Task to carry out> Wherever the string "滨海港区突击队" appears in the listing, copy that line.

Supplied material>
%%

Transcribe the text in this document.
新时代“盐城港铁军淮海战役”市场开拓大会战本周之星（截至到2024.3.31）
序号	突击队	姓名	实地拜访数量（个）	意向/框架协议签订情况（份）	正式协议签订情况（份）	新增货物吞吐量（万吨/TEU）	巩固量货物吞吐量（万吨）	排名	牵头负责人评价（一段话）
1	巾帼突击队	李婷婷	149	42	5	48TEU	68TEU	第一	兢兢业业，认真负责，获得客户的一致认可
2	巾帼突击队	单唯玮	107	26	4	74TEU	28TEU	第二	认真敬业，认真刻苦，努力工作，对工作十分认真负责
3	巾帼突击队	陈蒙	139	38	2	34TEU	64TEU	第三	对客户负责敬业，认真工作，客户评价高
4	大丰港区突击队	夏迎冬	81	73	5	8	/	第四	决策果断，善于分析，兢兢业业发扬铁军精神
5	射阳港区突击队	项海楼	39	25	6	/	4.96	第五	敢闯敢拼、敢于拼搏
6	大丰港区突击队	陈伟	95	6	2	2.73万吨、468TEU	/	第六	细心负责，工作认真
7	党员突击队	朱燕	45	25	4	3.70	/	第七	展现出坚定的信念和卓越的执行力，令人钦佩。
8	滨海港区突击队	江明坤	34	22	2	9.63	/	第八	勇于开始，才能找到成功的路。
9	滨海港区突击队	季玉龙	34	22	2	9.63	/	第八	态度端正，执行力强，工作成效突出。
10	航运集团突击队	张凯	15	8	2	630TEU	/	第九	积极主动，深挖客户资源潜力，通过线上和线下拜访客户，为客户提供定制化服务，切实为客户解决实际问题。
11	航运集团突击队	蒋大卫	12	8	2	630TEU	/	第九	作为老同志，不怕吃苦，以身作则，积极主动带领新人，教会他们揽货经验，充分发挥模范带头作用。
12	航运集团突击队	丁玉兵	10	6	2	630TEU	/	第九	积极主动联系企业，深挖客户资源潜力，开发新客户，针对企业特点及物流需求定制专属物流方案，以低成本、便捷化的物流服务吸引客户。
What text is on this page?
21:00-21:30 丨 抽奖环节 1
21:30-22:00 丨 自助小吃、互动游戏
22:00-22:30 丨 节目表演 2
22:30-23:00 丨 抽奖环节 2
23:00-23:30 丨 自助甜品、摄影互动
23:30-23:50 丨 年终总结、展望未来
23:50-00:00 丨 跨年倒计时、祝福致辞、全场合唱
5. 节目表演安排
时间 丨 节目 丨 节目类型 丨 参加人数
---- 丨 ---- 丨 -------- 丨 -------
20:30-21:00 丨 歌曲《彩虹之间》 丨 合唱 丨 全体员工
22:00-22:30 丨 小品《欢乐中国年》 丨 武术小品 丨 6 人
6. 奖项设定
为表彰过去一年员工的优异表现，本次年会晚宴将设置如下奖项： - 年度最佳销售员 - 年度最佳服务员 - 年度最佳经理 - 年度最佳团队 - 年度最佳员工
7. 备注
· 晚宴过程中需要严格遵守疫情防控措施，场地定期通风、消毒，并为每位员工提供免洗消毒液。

%%

Solution to the exercise>
8	滨海港区突击队	江明坤	34	22	2	9.63	/	第八	勇于开始，才能找到成功的路。
9	滨海港区突击队	季玉龙	34	22	2	9.63	/	第八	态度端正，执行力强，工作成效突出。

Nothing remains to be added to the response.